:: Extracted records

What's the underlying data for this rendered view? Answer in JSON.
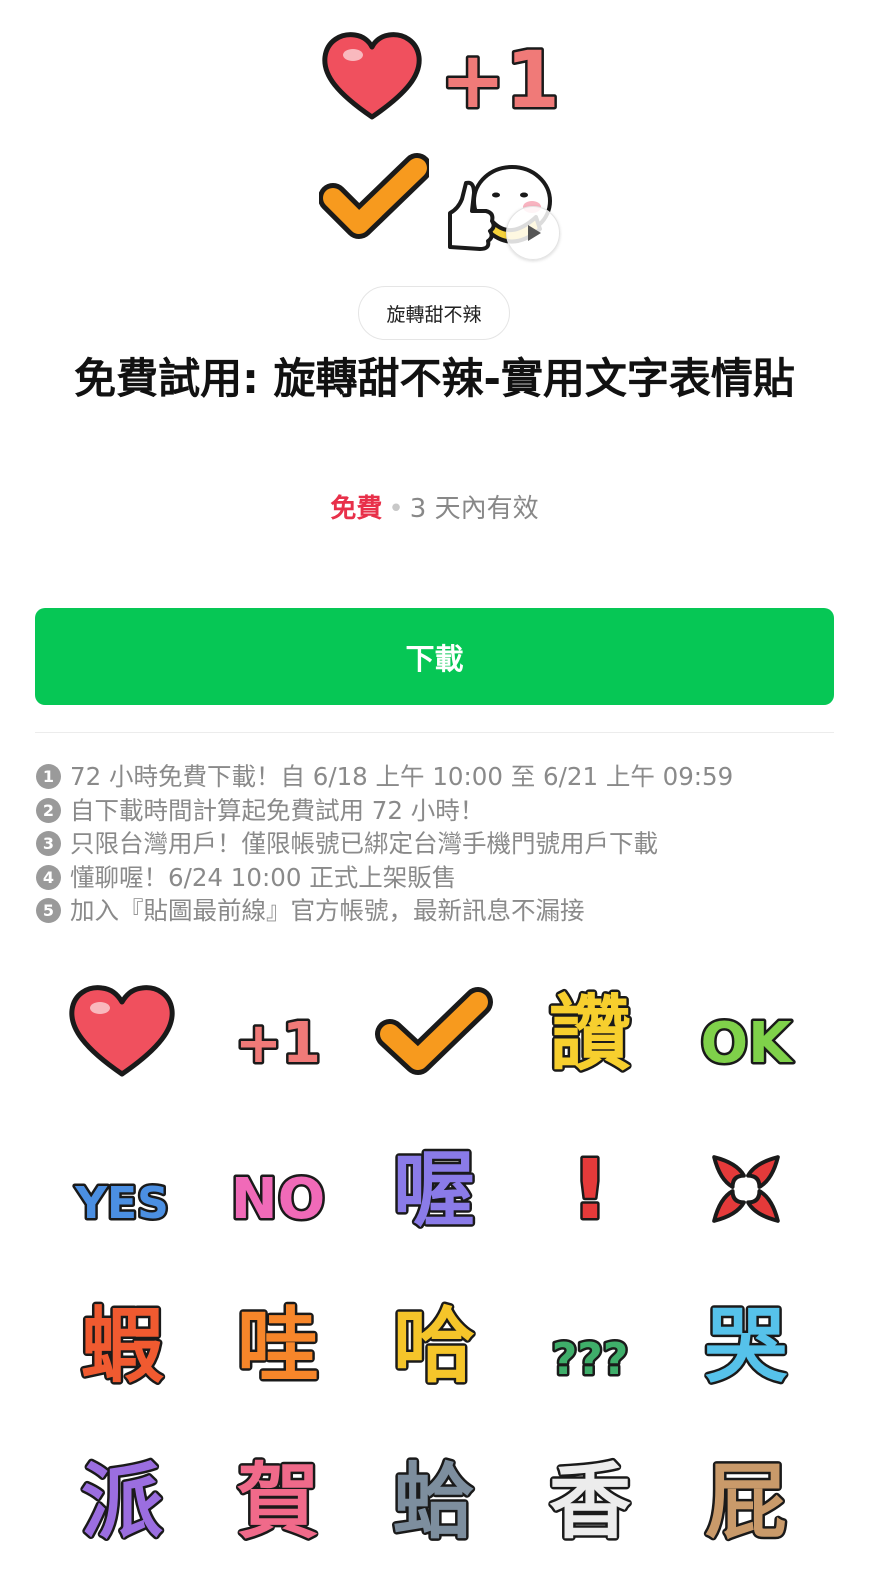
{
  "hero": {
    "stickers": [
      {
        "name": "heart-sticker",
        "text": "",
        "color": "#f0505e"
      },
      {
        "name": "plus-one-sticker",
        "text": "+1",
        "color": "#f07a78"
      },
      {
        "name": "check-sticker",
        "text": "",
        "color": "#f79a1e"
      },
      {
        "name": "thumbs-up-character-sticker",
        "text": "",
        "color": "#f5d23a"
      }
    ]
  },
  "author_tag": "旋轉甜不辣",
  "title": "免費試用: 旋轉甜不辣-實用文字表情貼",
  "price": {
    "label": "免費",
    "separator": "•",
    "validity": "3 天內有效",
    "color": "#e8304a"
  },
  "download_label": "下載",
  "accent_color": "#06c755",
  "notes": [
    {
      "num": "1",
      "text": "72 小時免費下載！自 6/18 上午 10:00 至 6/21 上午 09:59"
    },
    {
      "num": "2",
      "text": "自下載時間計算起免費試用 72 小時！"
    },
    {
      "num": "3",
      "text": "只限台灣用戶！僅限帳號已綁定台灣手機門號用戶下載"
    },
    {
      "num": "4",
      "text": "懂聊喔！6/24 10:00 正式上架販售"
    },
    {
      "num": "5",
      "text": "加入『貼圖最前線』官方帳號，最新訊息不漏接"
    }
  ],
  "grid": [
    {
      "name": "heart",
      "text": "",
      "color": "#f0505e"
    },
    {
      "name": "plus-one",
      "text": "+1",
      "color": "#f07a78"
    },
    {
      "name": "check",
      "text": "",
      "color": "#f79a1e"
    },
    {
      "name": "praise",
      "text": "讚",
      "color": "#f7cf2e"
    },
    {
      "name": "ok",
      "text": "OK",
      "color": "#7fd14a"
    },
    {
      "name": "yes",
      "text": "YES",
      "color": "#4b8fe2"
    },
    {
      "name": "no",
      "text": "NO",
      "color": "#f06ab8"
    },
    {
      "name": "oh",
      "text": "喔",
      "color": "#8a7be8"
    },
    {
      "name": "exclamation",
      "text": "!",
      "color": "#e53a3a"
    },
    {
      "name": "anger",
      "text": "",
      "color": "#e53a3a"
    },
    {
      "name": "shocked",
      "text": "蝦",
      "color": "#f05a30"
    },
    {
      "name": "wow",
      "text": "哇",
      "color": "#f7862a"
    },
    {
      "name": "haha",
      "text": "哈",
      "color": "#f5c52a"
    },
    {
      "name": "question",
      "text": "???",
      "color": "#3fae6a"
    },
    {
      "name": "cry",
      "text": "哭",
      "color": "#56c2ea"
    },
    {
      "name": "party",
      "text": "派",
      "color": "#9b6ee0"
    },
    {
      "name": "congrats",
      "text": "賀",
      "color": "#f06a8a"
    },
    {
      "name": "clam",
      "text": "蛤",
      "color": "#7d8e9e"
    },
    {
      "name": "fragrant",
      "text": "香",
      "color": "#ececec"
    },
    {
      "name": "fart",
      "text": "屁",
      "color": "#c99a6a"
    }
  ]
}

::::

> **Short exercise**
Using the material above, return every line exactly as it appears, minus the pictures.

> **Complete output**
What's the underlying data for this rendered view? Answer in JSON.
{
  "hero": {
    "stickers": [
      {
        "name": "heart-sticker",
        "text": "",
        "color": "#f0505e"
      },
      {
        "name": "plus-one-sticker",
        "text": "+1",
        "color": "#f07a78"
      },
      {
        "name": "check-sticker",
        "text": "",
        "color": "#f79a1e"
      },
      {
        "name": "thumbs-up-character-sticker",
        "text": "",
        "color": "#f5d23a"
      }
    ]
  },
  "author_tag": "旋轉甜不辣",
  "title": "免費試用: 旋轉甜不辣-實用文字表情貼",
  "price": {
    "label": "免費",
    "separator": "•",
    "validity": "3 天內有效",
    "color": "#e8304a"
  },
  "download_label": "下載",
  "accent_color": "#06c755",
  "notes": [
    {
      "num": "1",
      "text": "72 小時免費下載！自 6/18 上午 10:00 至 6/21 上午 09:59"
    },
    {
      "num": "2",
      "text": "自下載時間計算起免費試用 72 小時！"
    },
    {
      "num": "3",
      "text": "只限台灣用戶！僅限帳號已綁定台灣手機門號用戶下載"
    },
    {
      "num": "4",
      "text": "懂聊喔！6/24 10:00 正式上架販售"
    },
    {
      "num": "5",
      "text": "加入『貼圖最前線』官方帳號，最新訊息不漏接"
    }
  ],
  "grid": [
    {
      "name": "heart",
      "text": "",
      "color": "#f0505e"
    },
    {
      "name": "plus-one",
      "text": "+1",
      "color": "#f07a78"
    },
    {
      "name": "check",
      "text": "",
      "color": "#f79a1e"
    },
    {
      "name": "praise",
      "text": "讚",
      "color": "#f7cf2e"
    },
    {
      "name": "ok",
      "text": "OK",
      "color": "#7fd14a"
    },
    {
      "name": "yes",
      "text": "YES",
      "color": "#4b8fe2"
    },
    {
      "name": "no",
      "text": "NO",
      "color": "#f06ab8"
    },
    {
      "name": "oh",
      "text": "喔",
      "color": "#8a7be8"
    },
    {
      "name": "exclamation",
      "text": "!",
      "color": "#e53a3a"
    },
    {
      "name": "anger",
      "text": "",
      "color": "#e53a3a"
    },
    {
      "name": "shocked",
      "text": "蝦",
      "color": "#f05a30"
    },
    {
      "name": "wow",
      "text": "哇",
      "color": "#f7862a"
    },
    {
      "name": "haha",
      "text": "哈",
      "color": "#f5c52a"
    },
    {
      "name": "question",
      "text": "???",
      "color": "#3fae6a"
    },
    {
      "name": "cry",
      "text": "哭",
      "color": "#56c2ea"
    },
    {
      "name": "party",
      "text": "派",
      "color": "#9b6ee0"
    },
    {
      "name": "congrats",
      "text": "賀",
      "color": "#f06a8a"
    },
    {
      "name": "clam",
      "text": "蛤",
      "color": "#7d8e9e"
    },
    {
      "name": "fragrant",
      "text": "香",
      "color": "#ececec"
    },
    {
      "name": "fart",
      "text": "屁",
      "color": "#c99a6a"
    }
  ]
}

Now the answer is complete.